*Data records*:
----
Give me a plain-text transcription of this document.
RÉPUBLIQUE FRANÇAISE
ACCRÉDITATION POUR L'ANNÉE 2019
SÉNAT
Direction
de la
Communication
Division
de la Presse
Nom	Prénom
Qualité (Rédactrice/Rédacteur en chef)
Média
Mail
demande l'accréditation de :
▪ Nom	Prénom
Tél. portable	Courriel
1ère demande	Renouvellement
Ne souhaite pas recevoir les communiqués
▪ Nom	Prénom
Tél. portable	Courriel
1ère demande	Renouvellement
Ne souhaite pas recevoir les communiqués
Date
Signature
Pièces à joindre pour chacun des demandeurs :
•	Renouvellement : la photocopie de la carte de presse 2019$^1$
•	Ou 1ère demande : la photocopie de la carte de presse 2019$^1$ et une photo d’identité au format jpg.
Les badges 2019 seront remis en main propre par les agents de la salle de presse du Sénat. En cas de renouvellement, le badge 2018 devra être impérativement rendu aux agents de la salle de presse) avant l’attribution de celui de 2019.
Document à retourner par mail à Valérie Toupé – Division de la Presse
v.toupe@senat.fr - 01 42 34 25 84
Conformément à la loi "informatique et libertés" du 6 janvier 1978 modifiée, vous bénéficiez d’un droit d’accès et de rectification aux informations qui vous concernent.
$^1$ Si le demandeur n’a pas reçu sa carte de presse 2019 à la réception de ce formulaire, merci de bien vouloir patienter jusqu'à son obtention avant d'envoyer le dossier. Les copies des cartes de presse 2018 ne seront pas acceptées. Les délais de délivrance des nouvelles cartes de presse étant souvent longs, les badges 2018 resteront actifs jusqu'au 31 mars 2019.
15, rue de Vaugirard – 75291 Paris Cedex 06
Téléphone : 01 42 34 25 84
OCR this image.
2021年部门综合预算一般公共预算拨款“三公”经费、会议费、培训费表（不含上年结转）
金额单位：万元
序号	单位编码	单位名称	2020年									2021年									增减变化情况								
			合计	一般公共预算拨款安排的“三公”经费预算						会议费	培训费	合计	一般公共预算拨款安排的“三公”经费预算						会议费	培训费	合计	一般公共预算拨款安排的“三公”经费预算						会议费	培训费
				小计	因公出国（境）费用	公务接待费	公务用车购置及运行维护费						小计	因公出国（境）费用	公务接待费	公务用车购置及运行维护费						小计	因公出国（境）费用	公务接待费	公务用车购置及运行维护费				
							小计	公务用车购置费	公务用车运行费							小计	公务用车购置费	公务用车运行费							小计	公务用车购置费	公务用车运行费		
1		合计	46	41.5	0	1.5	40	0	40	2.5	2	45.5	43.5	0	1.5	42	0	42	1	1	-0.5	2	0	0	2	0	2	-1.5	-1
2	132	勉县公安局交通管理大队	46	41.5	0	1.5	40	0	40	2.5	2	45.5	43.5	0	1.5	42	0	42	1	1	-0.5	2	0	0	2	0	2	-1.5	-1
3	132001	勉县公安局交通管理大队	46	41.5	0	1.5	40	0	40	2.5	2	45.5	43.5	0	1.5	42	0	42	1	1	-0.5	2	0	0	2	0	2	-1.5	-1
----
*What you have to do*: Go through the records above and set each one down exactly, please.

*Final result*:
Give me a plain-text transcription of this document.
RÉPUBLIQUE FRANÇAISE
ACCRÉDITATION POUR L'ANNÉE 2019
SÉNAT
Direction
de la
Communication
Division
de la Presse
Nom	Prénom
Qualité (Rédactrice/Rédacteur en chef)
Média
Mail
demande l'accréditation de :
▪ Nom	Prénom
Tél. portable	Courriel
1ère demande	Renouvellement
Ne souhaite pas recevoir les communiqués
▪ Nom	Prénom
Tél. portable	Courriel
1ère demande	Renouvellement
Ne souhaite pas recevoir les communiqués
Date
Signature
Pièces à joindre pour chacun des demandeurs :
•	Renouvellement : la photocopie de la carte de presse 2019$^1$
•	Ou 1ère demande : la photocopie de la carte de presse 2019$^1$ et une photo d’identité au format jpg.
Les badges 2019 seront remis en main propre par les agents de la salle de presse du Sénat. En cas de renouvellement, le badge 2018 devra être impérativement rendu aux agents de la salle de presse) avant l’attribution de celui de 2019.
Document à retourner par mail à Valérie Toupé – Division de la Presse
v.toupe@senat.fr - 01 42 34 25 84
Conformément à la loi "informatique et libertés" du 6 janvier 1978 modifiée, vous bénéficiez d’un droit d’accès et de rectification aux informations qui vous concernent.
$^1$ Si le demandeur n’a pas reçu sa carte de presse 2019 à la réception de ce formulaire, merci de bien vouloir patienter jusqu'à son obtention avant d'envoyer le dossier. Les copies des cartes de presse 2018 ne seront pas acceptées. Les délais de délivrance des nouvelles cartes de presse étant souvent longs, les badges 2018 resteront actifs jusqu'au 31 mars 2019.
15, rue de Vaugirard – 75291 Paris Cedex 06
Téléphone : 01 42 34 25 84
OCR this image.
2021年部门综合预算一般公共预算拨款“三公”经费、会议费、培训费表（不含上年结转）
金额单位：万元
序号	单位编码	单位名称	2020年									2021年									增减变化情况								
			合计	一般公共预算拨款安排的“三公”经费预算						会议费	培训费	合计	一般公共预算拨款安排的“三公”经费预算						会议费	培训费	合计	一般公共预算拨款安排的“三公”经费预算						会议费	培训费
				小计	因公出国（境）费用	公务接待费	公务用车购置及运行维护费						小计	因公出国（境）费用	公务接待费	公务用车购置及运行维护费						小计	因公出国（境）费用	公务接待费	公务用车购置及运行维护费				
							小计	公务用车购置费	公务用车运行费							小计	公务用车购置费	公务用车运行费							小计	公务用车购置费	公务用车运行费		
1		合计	46	41.5	0	1.5	40	0	40	2.5	2	45.5	43.5	0	1.5	42	0	42	1	1	-0.5	2	0	0	2	0	2	-1.5	-1
2	132	勉县公安局交通管理大队	46	41.5	0	1.5	40	0	40	2.5	2	45.5	43.5	0	1.5	42	0	42	1	1	-0.5	2	0	0	2	0	2	-1.5	-1
3	132001	勉县公安局交通管理大队	46	41.5	0	1.5	40	0	40	2.5	2	45.5	43.5	0	1.5	42	0	42	1	1	-0.5	2	0	0	2	0	2	-1.5	-1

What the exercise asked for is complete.